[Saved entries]
════════════════
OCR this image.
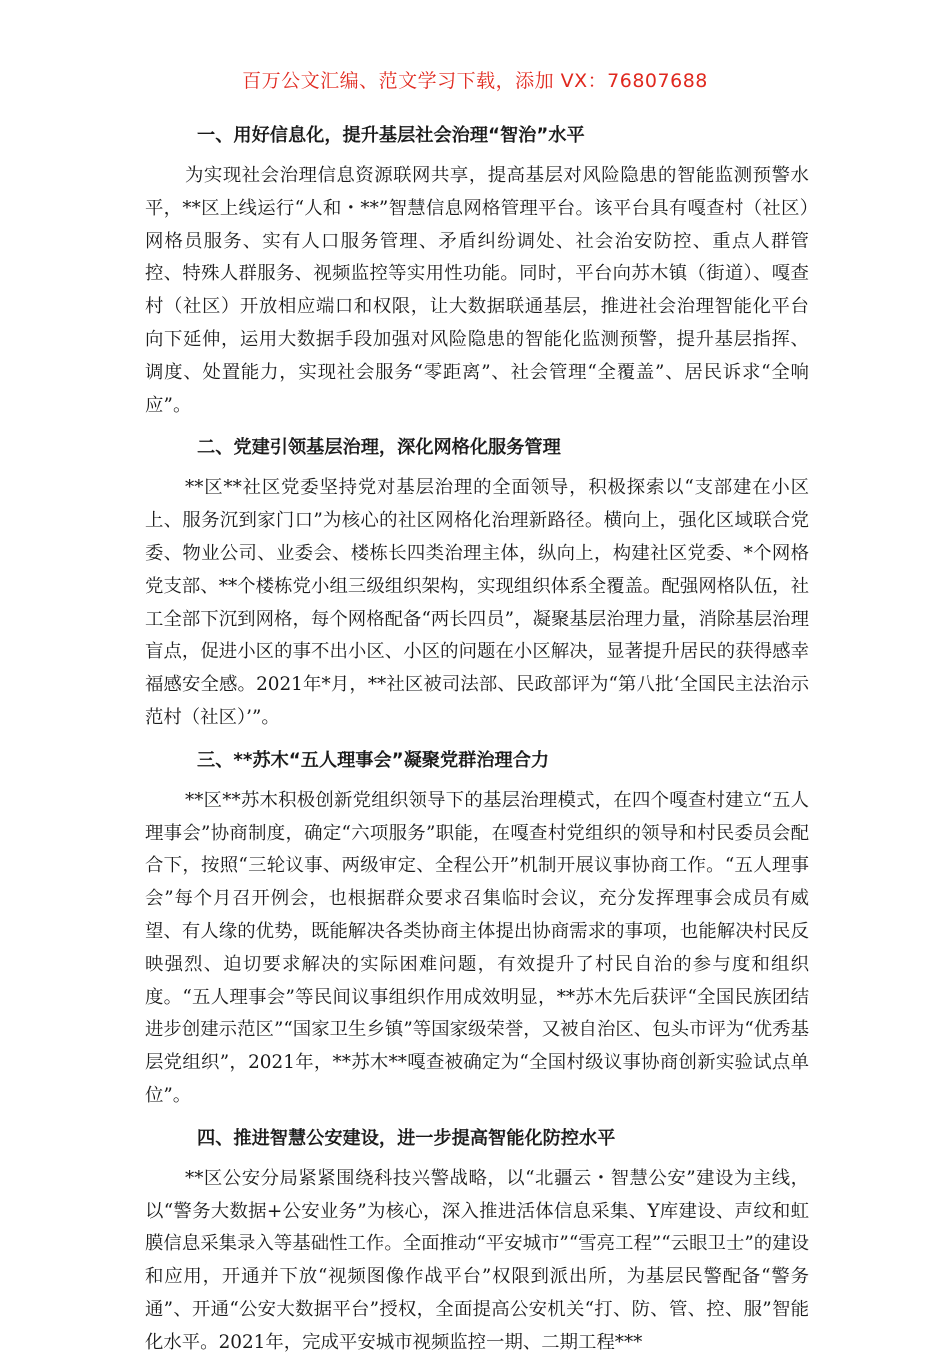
百万公文汇编、范文学习下载，添加 VX：76807688
一、用好信息化，提升基层社会治理“智治”水平

为实现社会治理信息资源联网共享，提高基层对风险隐患的智能监测预警水平，**区上线运行“人和・**”智慧信息网格管理平台。该平台具有嘎查村（社区）网格员服务、实有人口服务管理、矛盾纠纷调处、社会治安防控、重点人群管控、特殊人群服务、视频监控等实用性功能。同时，平台向苏木镇（街道）、嘎查村（社区）开放相应端口和权限，让大数据联通基层，推进社会治理智能化平台向下延伸，运用大数据手段加强对风险隐患的智能化监测预警，提升基层指挥、调度、处置能力，实现社会服务“零距离”、社会管理“全覆盖”、居民诉求“全响应”。

二、党建引领基层治理，深化网格化服务管理

**区**社区党委坚持党对基层治理的全面领导，积极探索以“支部建在小区上、服务沉到家门口”为核心的社区网格化治理新路径。横向上，强化区域联合党委、物业公司、业委会、楼栋长四类治理主体，纵向上，构建社区党委、*个网格党支部、**个楼栋党小组三级组织架构，实现组织体系全覆盖。配强网格队伍，社工全部下沉到网格，每个网格配备“两长四员”，凝聚基层治理力量，消除基层治理盲点，促进小区的事不出小区、小区的问题在小区解决，显著提升居民的获得感幸福感安全感。2021年*月，**社区被司法部、民政部评为“第八批‘全国民主法治示范村（社区）’”。

三、**苏木“五人理事会”凝聚党群治理合力

**区**苏木积极创新党组织领导下的基层治理模式，在四个嘎查村建立“五人理事会”协商制度，确定“六项服务”职能，在嘎查村党组织的领导和村民委员会配合下，按照“三轮议事、两级审定、全程公开”机制开展议事协商工作。“五人理事会”每个月召开例会，也根据群众要求召集临时会议，充分发挥理事会成员有威望、有人缘的优势，既能解决各类协商主体提出协商需求的事项，也能解决村民反映强烈、迫切要求解决的实际困难问题，有效提升了村民自治的参与度和组织度。“五人理事会”等民间议事组织作用成效明显，**苏木先后获评“全国民族团结进步创建示范区”“国家卫生乡镇”等国家级荣誉，又被自治区、包头市评为“优秀基层党组织”，2021年，**苏木**嘎查被确定为“全国村级议事协商创新实验试点单位”。

四、推进智慧公安建设，进一步提高智能化防控水平

**区公安分局紧紧围绕科技兴警战略，以“北疆云・智慧公安”建设为主线，以“警务大数据+公安业务”为核心，深入推进活体信息采集、Y库建设、声纹和虹膜信息采集录入等基础性工作。全面推动“平安城市”“雪亮工程”“云眼卫士”的建设和应用，开通并下放“视频图像作战平台”权限到派出所，为基层民警配备“警务通”、开通“公安大数据平台”授权，全面提高公安机关“打、防、管、控、服”智能化水平。2021年，完成平安城市视频监控一期、二期工程***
════════════════
Exclude the pictures. Write out the remaining data exactly.

OCR this image.
百万公文汇编、范文学习下载，添加 VX：76807688
一、用好信息化，提升基层社会治理“智治”水平

为实现社会治理信息资源联网共享，提高基层对风险隐患的智能监测预警水平，**区上线运行“人和・**”智慧信息网格管理平台。该平台具有嘎查村（社区）网格员服务、实有人口服务管理、矛盾纠纷调处、社会治安防控、重点人群管控、特殊人群服务、视频监控等实用性功能。同时，平台向苏木镇（街道）、嘎查村（社区）开放相应端口和权限，让大数据联通基层，推进社会治理智能化平台向下延伸，运用大数据手段加强对风险隐患的智能化监测预警，提升基层指挥、调度、处置能力，实现社会服务“零距离”、社会管理“全覆盖”、居民诉求“全响应”。

二、党建引领基层治理，深化网格化服务管理

**区**社区党委坚持党对基层治理的全面领导，积极探索以“支部建在小区上、服务沉到家门口”为核心的社区网格化治理新路径。横向上，强化区域联合党委、物业公司、业委会、楼栋长四类治理主体，纵向上，构建社区党委、*个网格党支部、**个楼栋党小组三级组织架构，实现组织体系全覆盖。配强网格队伍，社工全部下沉到网格，每个网格配备“两长四员”，凝聚基层治理力量，消除基层治理盲点，促进小区的事不出小区、小区的问题在小区解决，显著提升居民的获得感幸福感安全感。2021年*月，**社区被司法部、民政部评为“第八批‘全国民主法治示范村（社区）’”。

三、**苏木“五人理事会”凝聚党群治理合力

**区**苏木积极创新党组织领导下的基层治理模式，在四个嘎查村建立“五人理事会”协商制度，确定“六项服务”职能，在嘎查村党组织的领导和村民委员会配合下，按照“三轮议事、两级审定、全程公开”机制开展议事协商工作。“五人理事会”每个月召开例会，也根据群众要求召集临时会议，充分发挥理事会成员有威望、有人缘的优势，既能解决各类协商主体提出协商需求的事项，也能解决村民反映强烈、迫切要求解决的实际困难问题，有效提升了村民自治的参与度和组织度。“五人理事会”等民间议事组织作用成效明显，**苏木先后获评“全国民族团结进步创建示范区”“国家卫生乡镇”等国家级荣誉，又被自治区、包头市评为“优秀基层党组织”，2021年，**苏木**嘎查被确定为“全国村级议事协商创新实验试点单位”。

四、推进智慧公安建设，进一步提高智能化防控水平

**区公安分局紧紧围绕科技兴警战略，以“北疆云・智慧公安”建设为主线，以“警务大数据+公安业务”为核心，深入推进活体信息采集、Y库建设、声纹和虹膜信息采集录入等基础性工作。全面推动“平安城市”“雪亮工程”“云眼卫士”的建设和应用，开通并下放“视频图像作战平台”权限到派出所，为基层民警配备“警务通”、开通“公安大数据平台”授权，全面提高公安机关“打、防、管、控、服”智能化水平。2021年，完成平安城市视频监控一期、二期工程***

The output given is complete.